● **Entries**
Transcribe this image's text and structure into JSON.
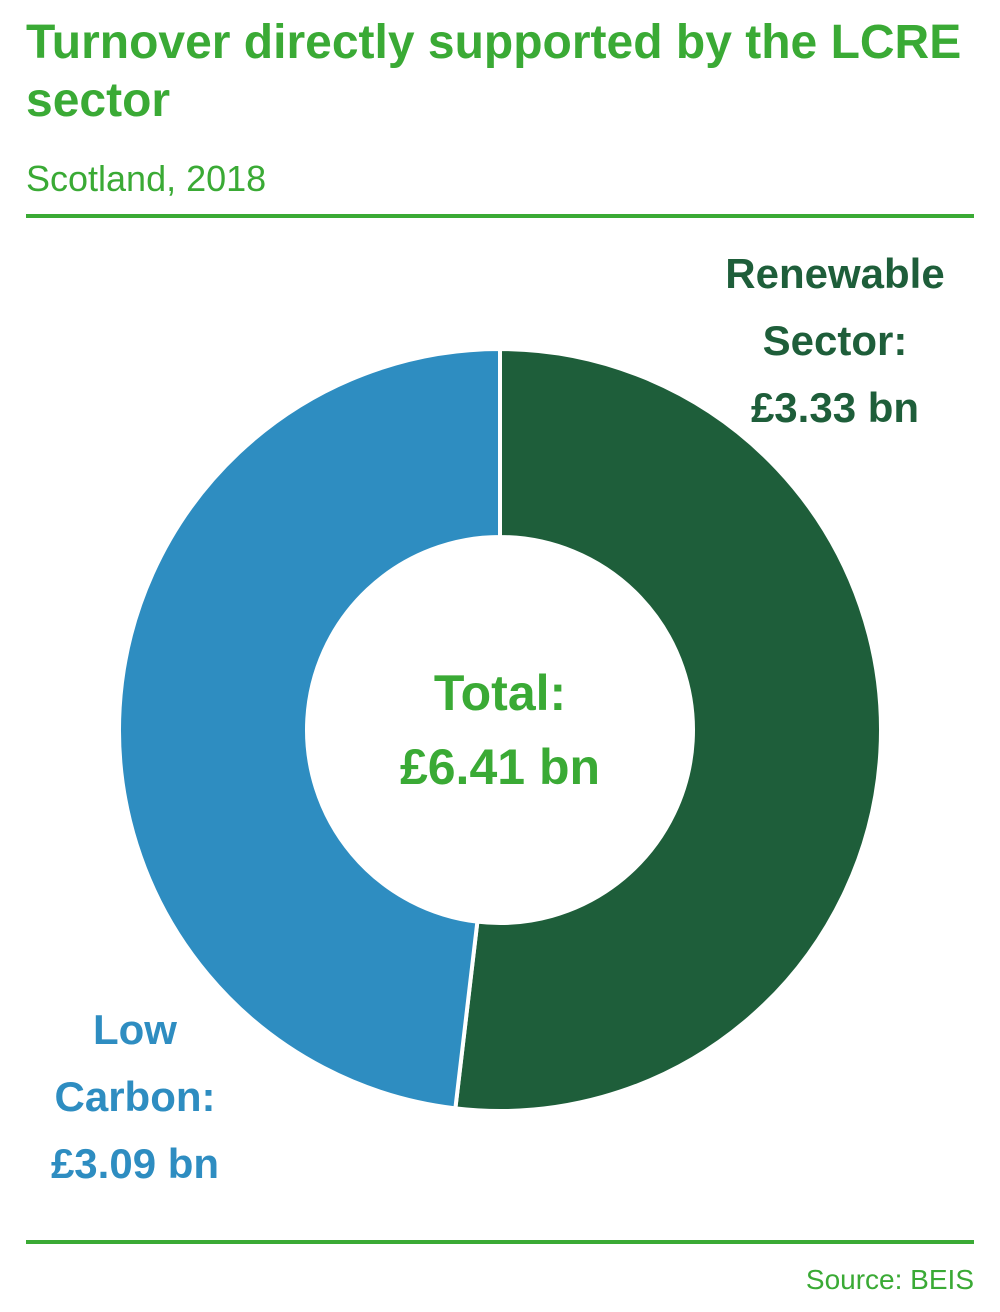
{
  "header": {
    "title": "Turnover directly supported by the LCRE sector",
    "subtitle": "Scotland, 2018"
  },
  "footer": {
    "source": "Source: BEIS"
  },
  "colors": {
    "accent_green": "#3aaa35",
    "renewable": "#1e5e3a",
    "low_carbon": "#2e8dc1"
  },
  "chart_data": {
    "type": "pie",
    "donut": true,
    "title": "Turnover directly supported by the LCRE sector",
    "subtitle": "Scotland, 2018",
    "units": "£ bn",
    "slices": [
      {
        "name": "Renewable Sector",
        "value": 3.33,
        "color": "#1e5e3a",
        "label_lines": [
          "Renewable",
          "Sector:",
          "£3.33 bn"
        ]
      },
      {
        "name": "Low Carbon",
        "value": 3.09,
        "color": "#2e8dc1",
        "label_lines": [
          "Low",
          "Carbon:",
          "£3.09 bn"
        ]
      }
    ],
    "center_label": [
      "Total:",
      "£6.41 bn"
    ],
    "total": 6.41,
    "legend": "none"
  }
}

● **Your task**
Give an exact reproduction of every line, leaving out any picture.

● **Exercise answer**
Transcribe this image's text and structure into JSON.
{
  "header": {
    "title": "Turnover directly supported by the LCRE sector",
    "subtitle": "Scotland, 2018"
  },
  "footer": {
    "source": "Source: BEIS"
  },
  "colors": {
    "accent_green": "#3aaa35",
    "renewable": "#1e5e3a",
    "low_carbon": "#2e8dc1"
  },
  "chart_data": {
    "type": "pie",
    "donut": true,
    "title": "Turnover directly supported by the LCRE sector",
    "subtitle": "Scotland, 2018",
    "units": "£ bn",
    "slices": [
      {
        "name": "Renewable Sector",
        "value": 3.33,
        "color": "#1e5e3a",
        "label_lines": [
          "Renewable",
          "Sector:",
          "£3.33 bn"
        ]
      },
      {
        "name": "Low Carbon",
        "value": 3.09,
        "color": "#2e8dc1",
        "label_lines": [
          "Low",
          "Carbon:",
          "£3.09 bn"
        ]
      }
    ],
    "center_label": [
      "Total:",
      "£6.41 bn"
    ],
    "total": 6.41,
    "legend": "none"
  }
}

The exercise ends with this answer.